▸ What is needed
Every record must appear in your copy exactly as written, with no pictures.
[start]
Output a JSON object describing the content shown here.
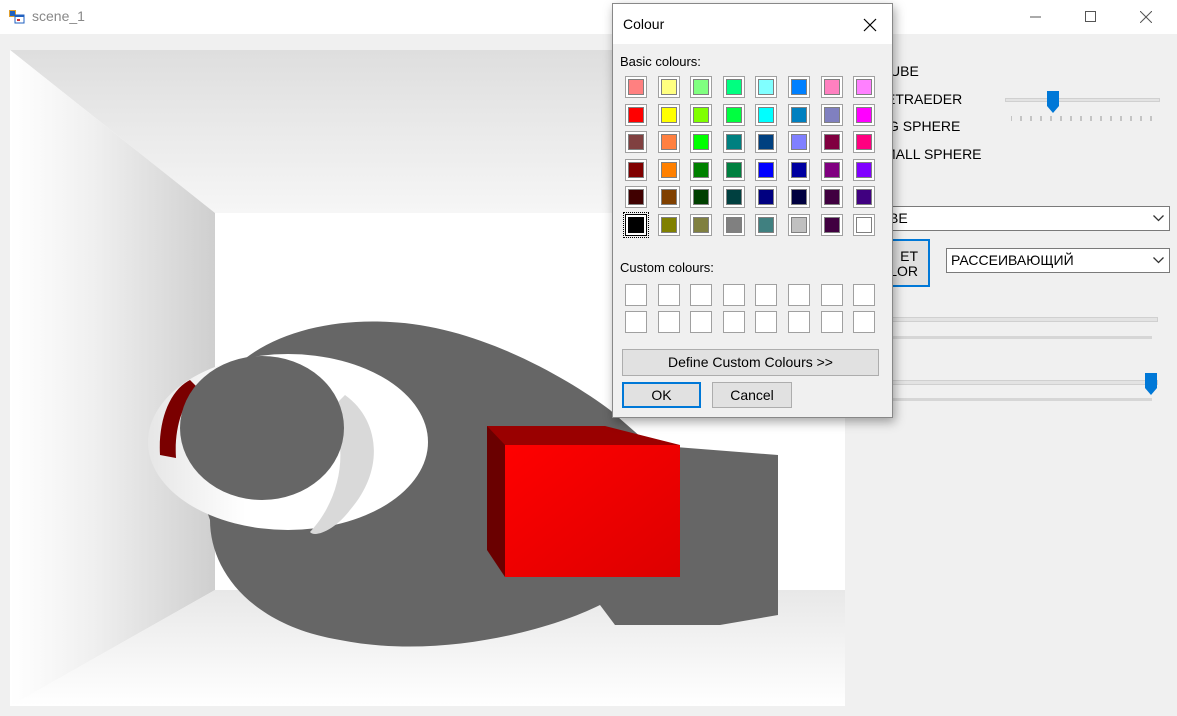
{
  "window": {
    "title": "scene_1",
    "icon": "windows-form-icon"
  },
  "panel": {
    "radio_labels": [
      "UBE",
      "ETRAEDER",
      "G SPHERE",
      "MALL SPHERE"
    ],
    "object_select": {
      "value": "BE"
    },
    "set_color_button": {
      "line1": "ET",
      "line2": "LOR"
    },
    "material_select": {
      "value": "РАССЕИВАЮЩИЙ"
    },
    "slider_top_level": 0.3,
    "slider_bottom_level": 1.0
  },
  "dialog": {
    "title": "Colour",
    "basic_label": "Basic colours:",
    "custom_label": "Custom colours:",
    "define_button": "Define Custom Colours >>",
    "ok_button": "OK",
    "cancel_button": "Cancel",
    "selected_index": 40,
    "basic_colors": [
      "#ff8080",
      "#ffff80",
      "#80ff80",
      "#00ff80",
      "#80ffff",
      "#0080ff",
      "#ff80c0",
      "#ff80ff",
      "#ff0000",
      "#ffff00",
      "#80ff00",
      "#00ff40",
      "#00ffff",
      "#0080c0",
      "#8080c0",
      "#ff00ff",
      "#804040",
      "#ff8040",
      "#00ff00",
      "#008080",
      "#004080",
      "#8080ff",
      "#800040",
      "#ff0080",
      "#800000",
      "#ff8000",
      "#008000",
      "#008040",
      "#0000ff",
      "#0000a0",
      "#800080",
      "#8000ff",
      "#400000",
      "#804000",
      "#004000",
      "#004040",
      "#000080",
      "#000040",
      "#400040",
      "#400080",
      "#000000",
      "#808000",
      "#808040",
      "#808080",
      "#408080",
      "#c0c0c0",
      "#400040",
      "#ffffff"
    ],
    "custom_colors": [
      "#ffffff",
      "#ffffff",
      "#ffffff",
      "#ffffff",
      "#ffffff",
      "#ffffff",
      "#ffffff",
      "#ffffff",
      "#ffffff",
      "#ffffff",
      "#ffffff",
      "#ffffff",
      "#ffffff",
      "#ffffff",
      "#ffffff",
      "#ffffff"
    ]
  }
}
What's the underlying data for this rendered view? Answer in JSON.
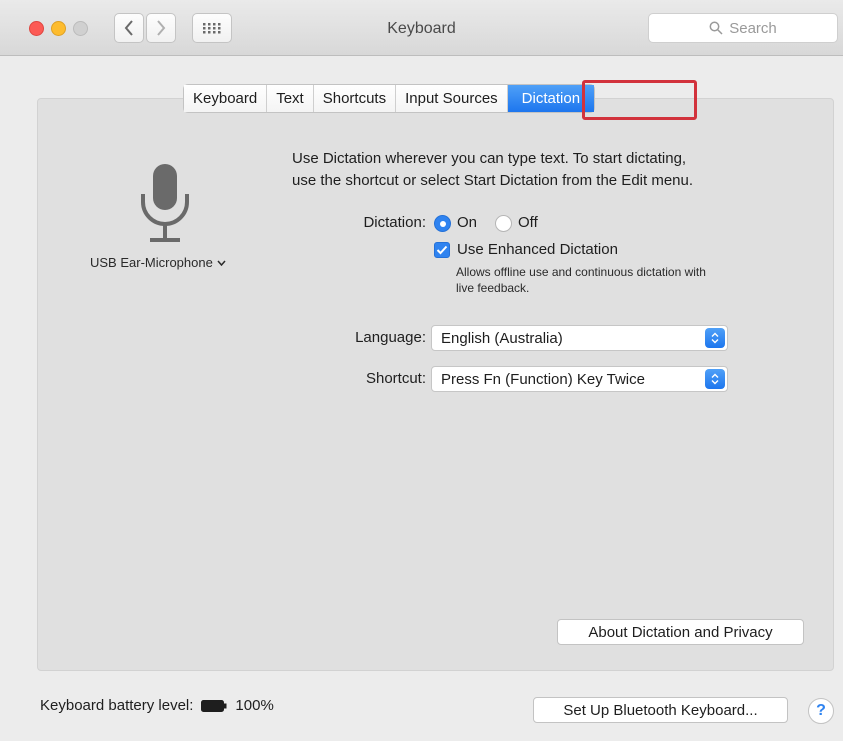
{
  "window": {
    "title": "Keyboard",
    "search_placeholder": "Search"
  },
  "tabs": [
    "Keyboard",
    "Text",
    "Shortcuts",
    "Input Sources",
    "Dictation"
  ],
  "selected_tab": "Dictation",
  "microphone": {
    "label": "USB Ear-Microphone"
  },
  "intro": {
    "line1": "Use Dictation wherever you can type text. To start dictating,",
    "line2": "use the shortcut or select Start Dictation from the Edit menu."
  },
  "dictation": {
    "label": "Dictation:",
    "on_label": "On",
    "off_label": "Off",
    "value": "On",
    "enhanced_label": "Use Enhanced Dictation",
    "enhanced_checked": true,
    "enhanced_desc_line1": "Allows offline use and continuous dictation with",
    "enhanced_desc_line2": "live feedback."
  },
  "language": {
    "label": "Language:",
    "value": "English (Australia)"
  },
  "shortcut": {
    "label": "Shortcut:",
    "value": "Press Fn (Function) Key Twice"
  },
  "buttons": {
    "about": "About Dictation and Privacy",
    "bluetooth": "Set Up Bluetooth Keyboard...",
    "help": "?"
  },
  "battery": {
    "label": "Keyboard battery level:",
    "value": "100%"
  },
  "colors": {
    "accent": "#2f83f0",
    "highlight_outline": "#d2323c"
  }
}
[end]
▸ Answer to the task
Output a JSON object describing the content shown here.
{
  "window": {
    "title": "scene_1",
    "icon": "windows-form-icon"
  },
  "panel": {
    "radio_labels": [
      "UBE",
      "ETRAEDER",
      "G SPHERE",
      "MALL SPHERE"
    ],
    "object_select": {
      "value": "BE"
    },
    "set_color_button": {
      "line1": "ET",
      "line2": "LOR"
    },
    "material_select": {
      "value": "РАССЕИВАЮЩИЙ"
    },
    "slider_top_level": 0.3,
    "slider_bottom_level": 1.0
  },
  "dialog": {
    "title": "Colour",
    "basic_label": "Basic colours:",
    "custom_label": "Custom colours:",
    "define_button": "Define Custom Colours >>",
    "ok_button": "OK",
    "cancel_button": "Cancel",
    "selected_index": 40,
    "basic_colors": [
      "#ff8080",
      "#ffff80",
      "#80ff80",
      "#00ff80",
      "#80ffff",
      "#0080ff",
      "#ff80c0",
      "#ff80ff",
      "#ff0000",
      "#ffff00",
      "#80ff00",
      "#00ff40",
      "#00ffff",
      "#0080c0",
      "#8080c0",
      "#ff00ff",
      "#804040",
      "#ff8040",
      "#00ff00",
      "#008080",
      "#004080",
      "#8080ff",
      "#800040",
      "#ff0080",
      "#800000",
      "#ff8000",
      "#008000",
      "#008040",
      "#0000ff",
      "#0000a0",
      "#800080",
      "#8000ff",
      "#400000",
      "#804000",
      "#004000",
      "#004040",
      "#000080",
      "#000040",
      "#400040",
      "#400080",
      "#000000",
      "#808000",
      "#808040",
      "#808080",
      "#408080",
      "#c0c0c0",
      "#400040",
      "#ffffff"
    ],
    "custom_colors": [
      "#ffffff",
      "#ffffff",
      "#ffffff",
      "#ffffff",
      "#ffffff",
      "#ffffff",
      "#ffffff",
      "#ffffff",
      "#ffffff",
      "#ffffff",
      "#ffffff",
      "#ffffff",
      "#ffffff",
      "#ffffff",
      "#ffffff",
      "#ffffff"
    ]
  }
}
What's the underlying data for this rendered view? Answer in JSON.
{
  "window": {
    "title": "Keyboard",
    "search_placeholder": "Search"
  },
  "tabs": [
    "Keyboard",
    "Text",
    "Shortcuts",
    "Input Sources",
    "Dictation"
  ],
  "selected_tab": "Dictation",
  "microphone": {
    "label": "USB Ear-Microphone"
  },
  "intro": {
    "line1": "Use Dictation wherever you can type text. To start dictating,",
    "line2": "use the shortcut or select Start Dictation from the Edit menu."
  },
  "dictation": {
    "label": "Dictation:",
    "on_label": "On",
    "off_label": "Off",
    "value": "On",
    "enhanced_label": "Use Enhanced Dictation",
    "enhanced_checked": true,
    "enhanced_desc_line1": "Allows offline use and continuous dictation with",
    "enhanced_desc_line2": "live feedback."
  },
  "language": {
    "label": "Language:",
    "value": "English (Australia)"
  },
  "shortcut": {
    "label": "Shortcut:",
    "value": "Press Fn (Function) Key Twice"
  },
  "buttons": {
    "about": "About Dictation and Privacy",
    "bluetooth": "Set Up Bluetooth Keyboard...",
    "help": "?"
  },
  "battery": {
    "label": "Keyboard battery level:",
    "value": "100%"
  },
  "colors": {
    "accent": "#2f83f0",
    "highlight_outline": "#d2323c"
  }
}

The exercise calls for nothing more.